• Collected data entries:
--------------------------------
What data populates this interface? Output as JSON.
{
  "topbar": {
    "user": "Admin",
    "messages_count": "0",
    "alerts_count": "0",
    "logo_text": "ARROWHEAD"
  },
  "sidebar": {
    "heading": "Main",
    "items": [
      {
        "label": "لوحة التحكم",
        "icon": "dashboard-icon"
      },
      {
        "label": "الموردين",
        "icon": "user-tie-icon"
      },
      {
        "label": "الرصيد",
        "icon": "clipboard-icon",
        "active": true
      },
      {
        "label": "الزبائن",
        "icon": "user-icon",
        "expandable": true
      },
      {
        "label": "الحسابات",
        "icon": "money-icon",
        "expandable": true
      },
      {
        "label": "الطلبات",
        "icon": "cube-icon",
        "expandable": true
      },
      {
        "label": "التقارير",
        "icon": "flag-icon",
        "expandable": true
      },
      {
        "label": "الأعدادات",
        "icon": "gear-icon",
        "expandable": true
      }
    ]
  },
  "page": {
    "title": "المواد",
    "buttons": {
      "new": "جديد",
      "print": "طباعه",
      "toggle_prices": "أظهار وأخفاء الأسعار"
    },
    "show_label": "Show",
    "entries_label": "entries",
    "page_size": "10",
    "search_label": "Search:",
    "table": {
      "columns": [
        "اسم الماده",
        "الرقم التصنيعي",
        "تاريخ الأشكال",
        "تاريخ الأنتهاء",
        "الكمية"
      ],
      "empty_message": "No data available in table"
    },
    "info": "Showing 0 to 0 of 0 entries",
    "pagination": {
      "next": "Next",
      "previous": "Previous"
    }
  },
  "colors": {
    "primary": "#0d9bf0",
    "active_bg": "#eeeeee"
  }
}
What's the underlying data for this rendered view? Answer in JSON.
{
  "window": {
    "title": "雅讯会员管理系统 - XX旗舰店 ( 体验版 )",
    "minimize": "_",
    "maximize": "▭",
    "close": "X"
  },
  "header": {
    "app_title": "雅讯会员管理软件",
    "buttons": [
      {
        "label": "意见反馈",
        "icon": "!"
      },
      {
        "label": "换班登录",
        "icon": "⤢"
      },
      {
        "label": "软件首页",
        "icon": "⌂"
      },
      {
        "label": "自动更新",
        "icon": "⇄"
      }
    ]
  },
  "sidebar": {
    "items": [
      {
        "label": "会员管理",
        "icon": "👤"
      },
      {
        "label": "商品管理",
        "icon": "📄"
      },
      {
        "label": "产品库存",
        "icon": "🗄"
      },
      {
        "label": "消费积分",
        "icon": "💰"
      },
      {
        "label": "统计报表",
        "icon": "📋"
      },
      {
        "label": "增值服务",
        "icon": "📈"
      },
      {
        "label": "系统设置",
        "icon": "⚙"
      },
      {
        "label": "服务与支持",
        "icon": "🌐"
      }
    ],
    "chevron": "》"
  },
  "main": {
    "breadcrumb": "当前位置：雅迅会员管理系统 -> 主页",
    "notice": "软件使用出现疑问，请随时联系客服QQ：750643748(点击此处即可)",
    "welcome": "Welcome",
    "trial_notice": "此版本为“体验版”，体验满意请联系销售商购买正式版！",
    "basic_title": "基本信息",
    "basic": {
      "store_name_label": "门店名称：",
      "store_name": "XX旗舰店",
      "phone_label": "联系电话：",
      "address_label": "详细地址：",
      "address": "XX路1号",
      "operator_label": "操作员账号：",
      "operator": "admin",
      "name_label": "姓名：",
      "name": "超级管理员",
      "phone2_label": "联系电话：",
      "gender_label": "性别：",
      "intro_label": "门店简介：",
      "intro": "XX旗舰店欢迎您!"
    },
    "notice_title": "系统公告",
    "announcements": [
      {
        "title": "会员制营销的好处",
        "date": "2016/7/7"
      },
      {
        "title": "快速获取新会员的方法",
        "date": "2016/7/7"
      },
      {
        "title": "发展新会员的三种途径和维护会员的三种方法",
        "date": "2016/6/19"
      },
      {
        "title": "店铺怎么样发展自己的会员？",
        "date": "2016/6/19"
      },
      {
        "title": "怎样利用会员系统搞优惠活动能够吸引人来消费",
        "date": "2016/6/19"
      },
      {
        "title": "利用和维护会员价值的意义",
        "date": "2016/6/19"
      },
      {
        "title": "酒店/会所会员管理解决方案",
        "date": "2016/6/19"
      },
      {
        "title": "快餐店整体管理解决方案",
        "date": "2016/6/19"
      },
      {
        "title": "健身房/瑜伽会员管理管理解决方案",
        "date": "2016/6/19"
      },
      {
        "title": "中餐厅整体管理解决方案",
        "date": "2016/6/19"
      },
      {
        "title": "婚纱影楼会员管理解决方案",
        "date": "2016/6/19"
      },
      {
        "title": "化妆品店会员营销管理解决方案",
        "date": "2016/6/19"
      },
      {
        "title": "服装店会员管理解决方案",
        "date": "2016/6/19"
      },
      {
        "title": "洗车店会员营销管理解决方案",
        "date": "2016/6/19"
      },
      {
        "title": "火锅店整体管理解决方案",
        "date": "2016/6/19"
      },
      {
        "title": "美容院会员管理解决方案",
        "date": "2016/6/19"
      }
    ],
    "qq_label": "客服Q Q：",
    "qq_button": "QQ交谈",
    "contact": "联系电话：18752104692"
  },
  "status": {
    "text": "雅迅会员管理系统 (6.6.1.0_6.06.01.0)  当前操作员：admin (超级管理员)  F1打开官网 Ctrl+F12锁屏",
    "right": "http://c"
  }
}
--------------------------------
• AIM OF THE EXERCISE: Print all of the entries again, exactly as written.

• THE REPLY:
What data populates this interface? Output as JSON.
{
  "topbar": {
    "user": "Admin",
    "messages_count": "0",
    "alerts_count": "0",
    "logo_text": "ARROWHEAD"
  },
  "sidebar": {
    "heading": "Main",
    "items": [
      {
        "label": "لوحة التحكم",
        "icon": "dashboard-icon"
      },
      {
        "label": "الموردين",
        "icon": "user-tie-icon"
      },
      {
        "label": "الرصيد",
        "icon": "clipboard-icon",
        "active": true
      },
      {
        "label": "الزبائن",
        "icon": "user-icon",
        "expandable": true
      },
      {
        "label": "الحسابات",
        "icon": "money-icon",
        "expandable": true
      },
      {
        "label": "الطلبات",
        "icon": "cube-icon",
        "expandable": true
      },
      {
        "label": "التقارير",
        "icon": "flag-icon",
        "expandable": true
      },
      {
        "label": "الأعدادات",
        "icon": "gear-icon",
        "expandable": true
      }
    ]
  },
  "page": {
    "title": "المواد",
    "buttons": {
      "new": "جديد",
      "print": "طباعه",
      "toggle_prices": "أظهار وأخفاء الأسعار"
    },
    "show_label": "Show",
    "entries_label": "entries",
    "page_size": "10",
    "search_label": "Search:",
    "table": {
      "columns": [
        "اسم الماده",
        "الرقم التصنيعي",
        "تاريخ الأشكال",
        "تاريخ الأنتهاء",
        "الكمية"
      ],
      "empty_message": "No data available in table"
    },
    "info": "Showing 0 to 0 of 0 entries",
    "pagination": {
      "next": "Next",
      "previous": "Previous"
    }
  },
  "colors": {
    "primary": "#0d9bf0",
    "active_bg": "#eeeeee"
  }
}
What's the underlying data for this rendered view? Answer in JSON.
{
  "window": {
    "title": "雅讯会员管理系统 - XX旗舰店 ( 体验版 )",
    "minimize": "_",
    "maximize": "▭",
    "close": "X"
  },
  "header": {
    "app_title": "雅讯会员管理软件",
    "buttons": [
      {
        "label": "意见反馈",
        "icon": "!"
      },
      {
        "label": "换班登录",
        "icon": "⤢"
      },
      {
        "label": "软件首页",
        "icon": "⌂"
      },
      {
        "label": "自动更新",
        "icon": "⇄"
      }
    ]
  },
  "sidebar": {
    "items": [
      {
        "label": "会员管理",
        "icon": "👤"
      },
      {
        "label": "商品管理",
        "icon": "📄"
      },
      {
        "label": "产品库存",
        "icon": "🗄"
      },
      {
        "label": "消费积分",
        "icon": "💰"
      },
      {
        "label": "统计报表",
        "icon": "📋"
      },
      {
        "label": "增值服务",
        "icon": "📈"
      },
      {
        "label": "系统设置",
        "icon": "⚙"
      },
      {
        "label": "服务与支持",
        "icon": "🌐"
      }
    ],
    "chevron": "》"
  },
  "main": {
    "breadcrumb": "当前位置：雅迅会员管理系统 -> 主页",
    "notice": "软件使用出现疑问，请随时联系客服QQ：750643748(点击此处即可)",
    "welcome": "Welcome",
    "trial_notice": "此版本为“体验版”，体验满意请联系销售商购买正式版！",
    "basic_title": "基本信息",
    "basic": {
      "store_name_label": "门店名称：",
      "store_name": "XX旗舰店",
      "phone_label": "联系电话：",
      "address_label": "详细地址：",
      "address": "XX路1号",
      "operator_label": "操作员账号：",
      "operator": "admin",
      "name_label": "姓名：",
      "name": "超级管理员",
      "phone2_label": "联系电话：",
      "gender_label": "性别：",
      "intro_label": "门店简介：",
      "intro": "XX旗舰店欢迎您!"
    },
    "notice_title": "系统公告",
    "announcements": [
      {
        "title": "会员制营销的好处",
        "date": "2016/7/7"
      },
      {
        "title": "快速获取新会员的方法",
        "date": "2016/7/7"
      },
      {
        "title": "发展新会员的三种途径和维护会员的三种方法",
        "date": "2016/6/19"
      },
      {
        "title": "店铺怎么样发展自己的会员？",
        "date": "2016/6/19"
      },
      {
        "title": "怎样利用会员系统搞优惠活动能够吸引人来消费",
        "date": "2016/6/19"
      },
      {
        "title": "利用和维护会员价值的意义",
        "date": "2016/6/19"
      },
      {
        "title": "酒店/会所会员管理解决方案",
        "date": "2016/6/19"
      },
      {
        "title": "快餐店整体管理解决方案",
        "date": "2016/6/19"
      },
      {
        "title": "健身房/瑜伽会员管理管理解决方案",
        "date": "2016/6/19"
      },
      {
        "title": "中餐厅整体管理解决方案",
        "date": "2016/6/19"
      },
      {
        "title": "婚纱影楼会员管理解决方案",
        "date": "2016/6/19"
      },
      {
        "title": "化妆品店会员营销管理解决方案",
        "date": "2016/6/19"
      },
      {
        "title": "服装店会员管理解决方案",
        "date": "2016/6/19"
      },
      {
        "title": "洗车店会员营销管理解决方案",
        "date": "2016/6/19"
      },
      {
        "title": "火锅店整体管理解决方案",
        "date": "2016/6/19"
      },
      {
        "title": "美容院会员管理解决方案",
        "date": "2016/6/19"
      }
    ],
    "qq_label": "客服Q Q：",
    "qq_button": "QQ交谈",
    "contact": "联系电话：18752104692"
  },
  "status": {
    "text": "雅迅会员管理系统 (6.6.1.0_6.06.01.0)  当前操作员：admin (超级管理员)  F1打开官网 Ctrl+F12锁屏",
    "right": "http://c"
  }
}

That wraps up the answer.